• _What the task asks_: Every line of the data that contains the string "document" must be copied.

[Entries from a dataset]
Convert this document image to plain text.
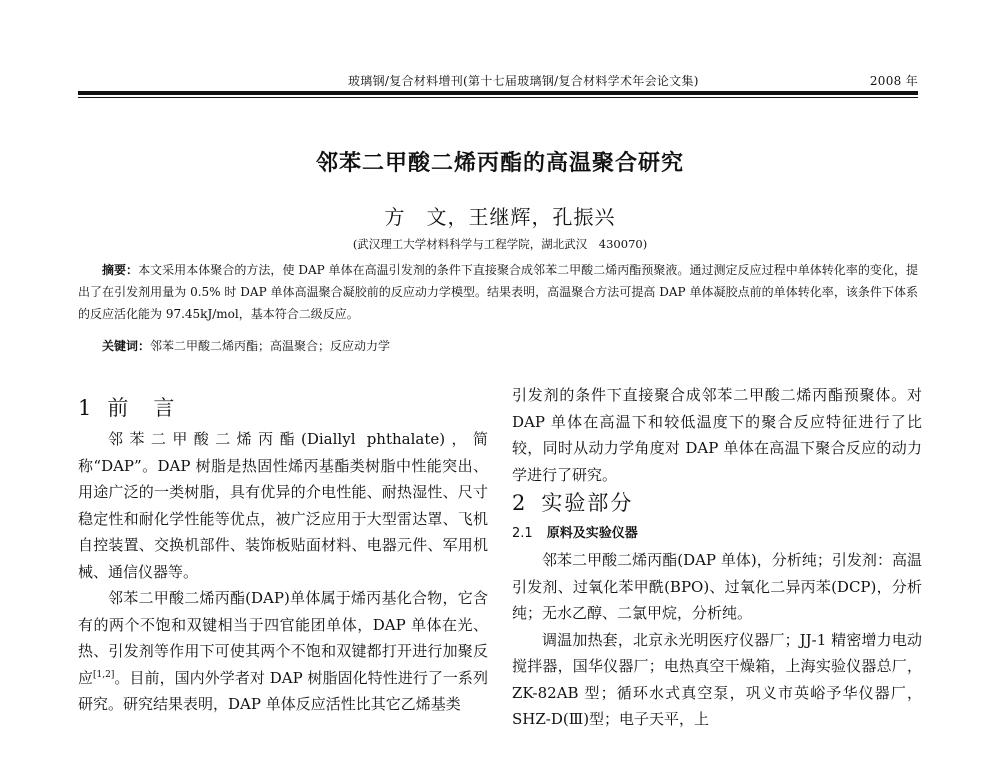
玻璃钢/复合材料增刊(第十七届玻璃钢/复合材料学术年会论文集)	2008 年
邻苯二甲酸二烯丙酯的高温聚合研究
方　文，王继辉，孔振兴
(武汉理工大学材料科学与工程学院，湖北武汉　430070)
摘要：本文采用本体聚合的方法，使 DAP 单体在高温引发剂的条件下直接聚合成邻苯二甲酸二烯丙酯预聚液。通过测定反应过程中单体转化率的变化，提出了在引发剂用量为 0.5% 时 DAP 单体高温聚合凝胶前的反应动力学模型。结果表明，高温聚合方法可提高 DAP 单体凝胶点前的单体转化率，该条件下体系的反应活化能为 97.45kJ/mol，基本符合二级反应。
关键词：邻苯二甲酸二烯丙酯；高温聚合；反应动力学
1 前　言

邻苯二甲酸二烯丙酯(Diallyl phthalate)，简称“DAP”。DAP 树脂是热固性烯丙基酯类树脂中性能突出、用途广泛的一类树脂，具有优异的介电性能、耐热湿性、尺寸稳定性和耐化学性能等优点，被广泛应用于大型雷达罩、飞机自控装置、交换机部件、装饰板贴面材料、电器元件、军用机械、通信仪器等。

邻苯二甲酸二烯丙酯(DAP)单体属于烯丙基化合物，它含有的两个不饱和双键相当于四官能团单体，DAP 单体在光、热、引发剂等作用下可使其两个不饱和双键都打开进行加聚反应[1,2]。目前，国内外学者对 DAP 树脂固化特性进行了一系列研究。研究结果表明，DAP 单体反应活性比其它乙烯基类

引发剂的条件下直接聚合成邻苯二甲酸二烯丙酯预聚体。对 DAP 单体在高温下和较低温度下的聚合反应特征进行了比较，同时从动力学角度对 DAP 单体在高温下聚合反应的动力学进行了研究。

2 实验部分
2.1 原料及实验仪器

邻苯二甲酸二烯丙酯(DAP 单体)，分析纯；引发剂：高温引发剂、过氧化苯甲酰(BPO)、过氧化二异丙苯(DCP)，分析纯；无水乙醇、二氯甲烷，分析纯。

调温加热套，北京永光明医疗仪器厂；JJ-1 精密增力电动搅拌器，国华仪器厂；电热真空干燥箱，上海实验仪器总厂，ZK-82AB 型；循环水式真空泵，巩义市英峪予华仪器厂，SHZ-D(Ⅲ)型；电子天平，上
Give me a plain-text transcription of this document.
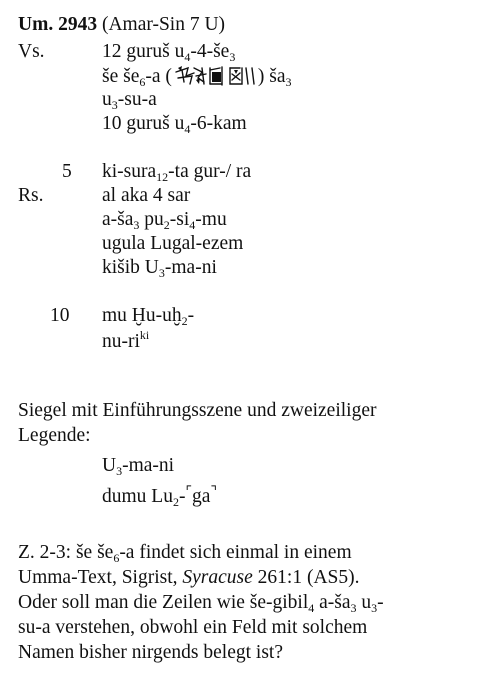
Um. 2943 (Amar-Sin 7 U)
Vs.
Rs.
5
10
12 guruš $u_4-4-še_3$
še $še_6-a$ (	) $ša_3$
$u_3-su-a$
10 guruš $u_4-6$-kam
ki-sura$_{12}$-ta gur-/ ra
al aka 4 sar
$a-ša_3$ $pu_2-si_4-mu$
ugula Lugal-ezem
kišib $U_3-ma-ni$
mu Ḫu-uḫ$_2$-
$nu-ri^{ki}$
Siegel mit Einführungsszene und zweizeiliger
Legende:
$U_3-ma-ni$
dumu $Lu_2-^⌜ga^⌝$
Z. 2-3: še $še_6-a$ findet sich einmal in einem
Umma-Text, Sigrist, Syracuse 261:1 (AS5).
Oder soll man die Zeilen wie še-gibil$_4$ $a-ša_3$ $u_3-$
su-a verstehen, obwohl ein Feld mit solchem
Namen bisher nirgends belegt ist?
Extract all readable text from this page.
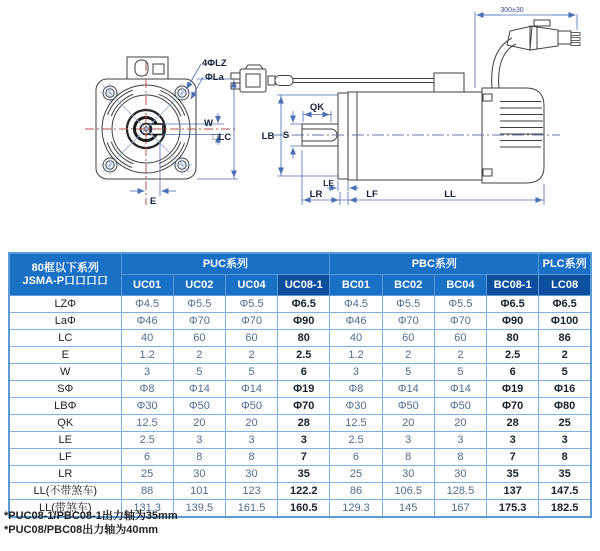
4ΦLZ
ΦLa
W
□LC
E
300±30
QK
S
LB
LE
LR	LF	LL
80框以下系列
JSMA-P口口口口	PUC系列				PBC系列				PLC系列
	UC01	UC02	UC04	UC08-1	BC01	BC02	BC04	BC08-1	LC08
LZΦ	Φ4.5	Φ5.5	Φ5.5	Φ6.5	Φ4.5	Φ5.5	Φ5.5	Φ6.5	Φ6.5
LaΦ	Φ46	Φ70	Φ70	Φ90	Φ46	Φ70	Φ70	Φ90	Φ100
LC	40	60	60	80	40	60	60	80	86
E	1.2	2	2	2.5	1.2	2	2	2.5	2
W	3	5	5	6	3	5	5	6	5
SΦ	Φ8	Φ14	Φ14	Φ19	Φ8	Φ14	Φ14	Φ19	Φ16
LBΦ	Φ30	Φ50	Φ50	Φ70	Φ30	Φ50	Φ50	Φ70	Φ80
QK	12.5	20	20	28	12.5	20	20	28	25
LE	2.5	3	3	3	2.5	3	3	3	3
LF	6	8	8	7	6	8	8	7	8
LR	25	30	30	35	25	30	30	35	35
LL(不带煞车)	88	101	123	122.2	86	106.5	128.5	137	147.5
LL(带煞车)	131.3	139.5	161.5	160.5	129.3	145	167	175.3	182.5
*PUC08-1/PBC08-1出力轴为35mm
*PUC08/PBC08出力轴为40mm
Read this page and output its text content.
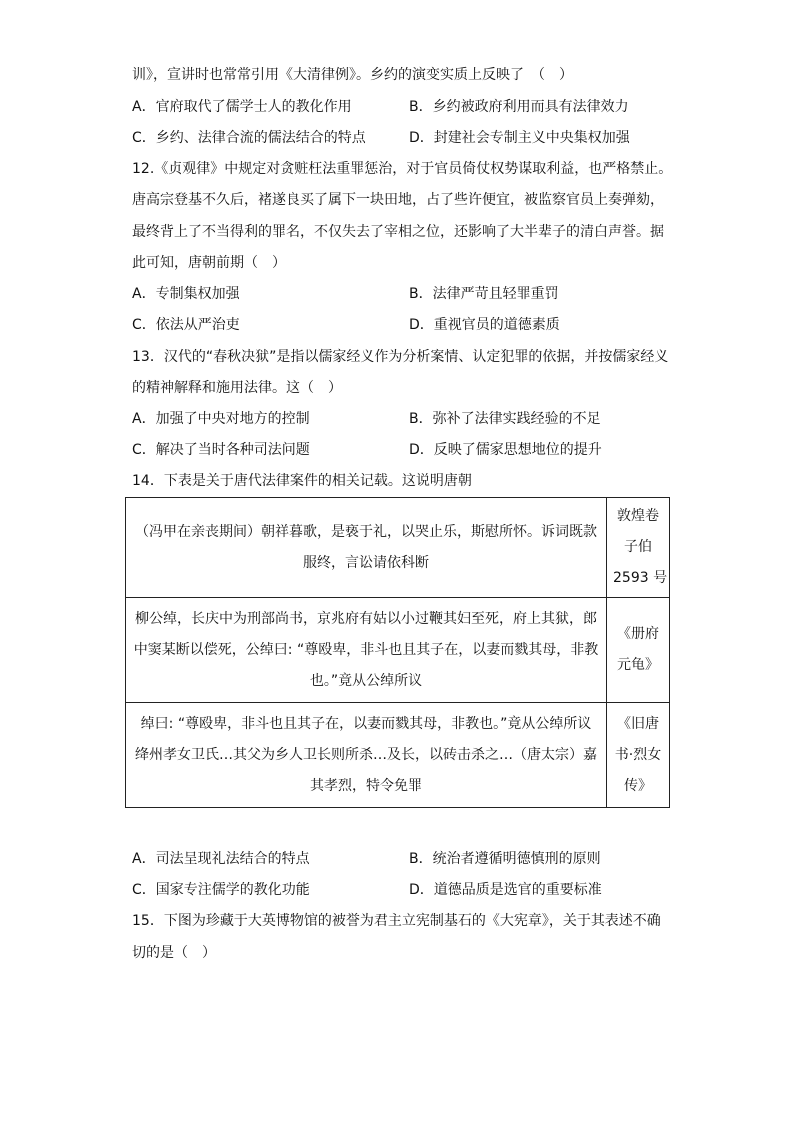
训》，宣讲时也常常引用《大清律例》。乡约的演变实质上反映了　（　）
A．官府取代了儒学士人的教化作用	B．乡约被政府利用而具有法律效力
C．乡约、法律合流的儒法结合的特点	D．封建社会专制主义中央集权加强
12.《贞观律》中规定对贪赃枉法重罪惩治，对于官员倚仗权势谋取利益，也严格禁止。
唐高宗登基不久后，褚遂良买了属下一块田地，占了些许便宜，被监察官员上奏弹劾，
最终背上了不当得利的罪名，不仅失去了宰相之位，还影响了大半辈子的清白声誉。据
此可知，唐朝前期（　）
A．专制集权加强	B．法律严苛且轻罪重罚
C．依法从严治吏	D．重视官员的道德素质
13．汉代的“春秋决狱”是指以儒家经义作为分析案情、认定犯罪的依据，并按儒家经义
的精神解释和施用法律。这（　）
A．加强了中央对地方的控制	B．弥补了法律实践经验的不足
C．解决了当时各种司法问题	D．反映了儒家思想地位的提升
14．下表是关于唐代法律案件的相关记载。这说明唐朝
（冯甲在亲丧期间）朝祥暮歌，是亵于礼，以哭止乐，斯慰所怀。诉词既款
服终，言讼请依科断	敦煌卷
子伯
2593 号

柳公绰，长庆中为刑部尚书，京兆府有姑以小过鞭其妇至死，府上其狱，郎
中窦某断以偿死，公绰曰: “尊殴卑，非斗也且其子在，以妻而戮其母，非教
也。”竟从公绰所议	《册府
元龟》

绰曰: “尊殴卑，非斗也且其子在，以妻而戮其母，非教也。”竟从公绰所议
绛州孝女卫氏…其父为乡人卫长则所杀…及长，以砖击杀之…（唐太宗）嘉
其孝烈，特令免罪	《旧唐
书·烈女
传》
A．司法呈现礼法结合的特点	B．统治者遵循明德慎刑的原则
C．国家专注儒学的教化功能	D．道德品质是选官的重要标准
15．下图为珍藏于大英博物馆的被誉为君主立宪制基石的《大宪章》，关于其表述不确
切的是（　）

• _Problem solution_:
Convert this document image to plain text.
Give me a plain-text transcription of this document.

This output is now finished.